━━ Input

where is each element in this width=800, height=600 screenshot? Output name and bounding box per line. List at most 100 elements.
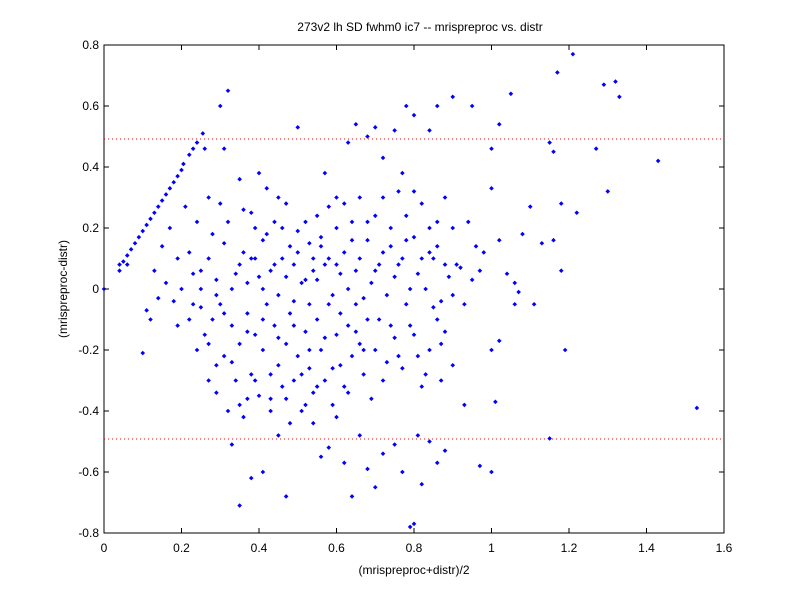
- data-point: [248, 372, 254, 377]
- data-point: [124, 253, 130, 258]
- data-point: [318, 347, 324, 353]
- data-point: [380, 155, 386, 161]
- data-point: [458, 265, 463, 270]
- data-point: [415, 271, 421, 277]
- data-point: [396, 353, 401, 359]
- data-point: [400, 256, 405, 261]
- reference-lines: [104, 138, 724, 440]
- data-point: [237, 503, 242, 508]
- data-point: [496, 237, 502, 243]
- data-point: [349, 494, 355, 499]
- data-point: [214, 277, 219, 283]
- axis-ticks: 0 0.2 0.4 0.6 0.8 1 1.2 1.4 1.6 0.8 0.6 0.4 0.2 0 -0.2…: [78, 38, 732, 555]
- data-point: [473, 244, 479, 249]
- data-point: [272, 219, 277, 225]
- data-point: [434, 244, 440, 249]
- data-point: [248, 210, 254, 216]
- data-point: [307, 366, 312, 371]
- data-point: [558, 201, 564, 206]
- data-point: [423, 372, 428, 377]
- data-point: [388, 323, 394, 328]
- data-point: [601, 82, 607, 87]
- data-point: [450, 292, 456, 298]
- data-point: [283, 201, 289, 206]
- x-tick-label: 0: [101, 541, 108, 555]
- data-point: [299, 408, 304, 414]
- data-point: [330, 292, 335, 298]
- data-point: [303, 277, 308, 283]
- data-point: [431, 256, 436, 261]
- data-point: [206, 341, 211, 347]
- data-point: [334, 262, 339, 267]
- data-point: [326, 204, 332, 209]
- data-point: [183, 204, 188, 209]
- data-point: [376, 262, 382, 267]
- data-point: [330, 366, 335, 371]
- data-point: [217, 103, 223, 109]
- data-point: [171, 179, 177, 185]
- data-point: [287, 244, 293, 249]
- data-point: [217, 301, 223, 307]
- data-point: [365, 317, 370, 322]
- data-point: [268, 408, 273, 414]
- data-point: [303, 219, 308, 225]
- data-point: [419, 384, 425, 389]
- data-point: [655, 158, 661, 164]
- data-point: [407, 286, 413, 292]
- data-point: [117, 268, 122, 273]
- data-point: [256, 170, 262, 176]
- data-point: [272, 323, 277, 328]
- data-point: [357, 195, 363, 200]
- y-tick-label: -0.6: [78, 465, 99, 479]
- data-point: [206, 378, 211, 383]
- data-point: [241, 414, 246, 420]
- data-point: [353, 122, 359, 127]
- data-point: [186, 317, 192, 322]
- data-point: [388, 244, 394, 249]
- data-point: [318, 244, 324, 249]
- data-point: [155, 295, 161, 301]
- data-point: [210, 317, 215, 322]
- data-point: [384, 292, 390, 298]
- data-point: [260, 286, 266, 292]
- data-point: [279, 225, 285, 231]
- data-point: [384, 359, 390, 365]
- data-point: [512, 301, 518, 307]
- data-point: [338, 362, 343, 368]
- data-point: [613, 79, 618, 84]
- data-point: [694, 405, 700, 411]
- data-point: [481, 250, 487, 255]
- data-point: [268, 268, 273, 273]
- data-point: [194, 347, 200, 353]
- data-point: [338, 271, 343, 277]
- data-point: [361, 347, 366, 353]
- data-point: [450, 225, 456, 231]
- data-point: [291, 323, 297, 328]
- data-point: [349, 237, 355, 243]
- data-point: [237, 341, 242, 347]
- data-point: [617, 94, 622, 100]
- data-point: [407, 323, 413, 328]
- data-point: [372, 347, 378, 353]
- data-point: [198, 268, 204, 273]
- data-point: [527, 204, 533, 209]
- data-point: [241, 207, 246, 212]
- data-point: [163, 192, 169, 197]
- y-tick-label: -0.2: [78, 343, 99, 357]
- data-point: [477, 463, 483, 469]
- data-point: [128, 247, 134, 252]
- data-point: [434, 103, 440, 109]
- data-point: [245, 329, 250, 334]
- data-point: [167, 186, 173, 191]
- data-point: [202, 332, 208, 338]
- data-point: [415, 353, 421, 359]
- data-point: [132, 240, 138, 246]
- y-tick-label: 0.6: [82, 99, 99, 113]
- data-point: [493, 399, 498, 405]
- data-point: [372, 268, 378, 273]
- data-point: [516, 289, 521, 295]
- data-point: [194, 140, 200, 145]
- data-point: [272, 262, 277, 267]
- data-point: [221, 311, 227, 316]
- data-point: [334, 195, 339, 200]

━━━━
━━ Input

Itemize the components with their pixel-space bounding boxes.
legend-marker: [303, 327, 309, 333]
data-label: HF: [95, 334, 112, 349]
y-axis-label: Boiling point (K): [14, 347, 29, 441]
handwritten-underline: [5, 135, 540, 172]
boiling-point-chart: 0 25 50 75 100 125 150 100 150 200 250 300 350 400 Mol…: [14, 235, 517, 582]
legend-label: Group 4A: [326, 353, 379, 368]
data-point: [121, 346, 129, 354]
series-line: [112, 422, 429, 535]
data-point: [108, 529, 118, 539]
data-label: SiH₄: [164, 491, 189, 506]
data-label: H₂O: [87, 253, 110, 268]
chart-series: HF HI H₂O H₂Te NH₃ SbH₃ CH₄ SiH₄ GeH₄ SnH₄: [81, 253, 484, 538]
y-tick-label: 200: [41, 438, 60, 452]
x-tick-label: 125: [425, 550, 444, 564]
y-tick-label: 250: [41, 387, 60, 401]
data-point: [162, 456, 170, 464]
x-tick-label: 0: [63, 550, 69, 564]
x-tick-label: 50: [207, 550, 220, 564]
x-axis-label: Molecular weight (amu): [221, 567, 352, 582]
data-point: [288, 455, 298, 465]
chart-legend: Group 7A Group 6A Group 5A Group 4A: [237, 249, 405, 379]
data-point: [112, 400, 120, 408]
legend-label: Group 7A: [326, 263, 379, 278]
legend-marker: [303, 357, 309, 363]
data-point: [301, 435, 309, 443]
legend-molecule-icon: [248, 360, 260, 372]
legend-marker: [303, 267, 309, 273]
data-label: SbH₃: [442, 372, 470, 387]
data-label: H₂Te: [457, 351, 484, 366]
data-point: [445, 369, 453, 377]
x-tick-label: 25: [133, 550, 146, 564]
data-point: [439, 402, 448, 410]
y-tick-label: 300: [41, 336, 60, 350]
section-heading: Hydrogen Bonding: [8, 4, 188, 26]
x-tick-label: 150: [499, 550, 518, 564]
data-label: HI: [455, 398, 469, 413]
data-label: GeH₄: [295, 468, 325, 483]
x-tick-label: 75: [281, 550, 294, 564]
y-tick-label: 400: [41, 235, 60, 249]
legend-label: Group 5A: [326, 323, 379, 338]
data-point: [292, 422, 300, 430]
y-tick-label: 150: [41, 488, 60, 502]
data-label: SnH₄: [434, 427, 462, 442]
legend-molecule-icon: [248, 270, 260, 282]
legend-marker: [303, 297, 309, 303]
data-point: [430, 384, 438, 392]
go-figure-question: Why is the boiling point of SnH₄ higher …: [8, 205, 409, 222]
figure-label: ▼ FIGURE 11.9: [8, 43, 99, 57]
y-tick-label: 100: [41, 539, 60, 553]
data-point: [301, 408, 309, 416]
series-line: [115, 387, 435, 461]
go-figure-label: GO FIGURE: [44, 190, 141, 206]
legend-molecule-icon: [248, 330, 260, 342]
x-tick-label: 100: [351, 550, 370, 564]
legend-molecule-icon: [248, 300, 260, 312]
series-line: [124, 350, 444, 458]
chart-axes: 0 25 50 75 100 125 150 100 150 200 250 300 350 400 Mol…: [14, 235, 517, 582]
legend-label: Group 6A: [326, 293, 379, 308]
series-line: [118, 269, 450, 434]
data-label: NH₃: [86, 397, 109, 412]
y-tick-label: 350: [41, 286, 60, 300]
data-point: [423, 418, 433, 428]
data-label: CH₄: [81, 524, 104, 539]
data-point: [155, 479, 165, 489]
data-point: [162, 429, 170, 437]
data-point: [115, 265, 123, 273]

━━━━

#### Requirement
Duplicate the items from the line with "Itemize the components" up to and including the line with "data-point: [108, 529, 118, 539]", copying each line exactly.

#### Exercise result
Itemize the components with their pixel-space bounding boxes.
legend-marker: [303, 327, 309, 333]
data-label: HF: [95, 334, 112, 349]
y-axis-label: Boiling point (K): [14, 347, 29, 441]
handwritten-underline: [5, 135, 540, 172]
boiling-point-chart: 0 25 50 75 100 125 150 100 150 200 250 300 350 400 Mol…: [14, 235, 517, 582]
legend-label: Group 4A: [326, 353, 379, 368]
data-point: [121, 346, 129, 354]
series-line: [112, 422, 429, 535]
data-point: [108, 529, 118, 539]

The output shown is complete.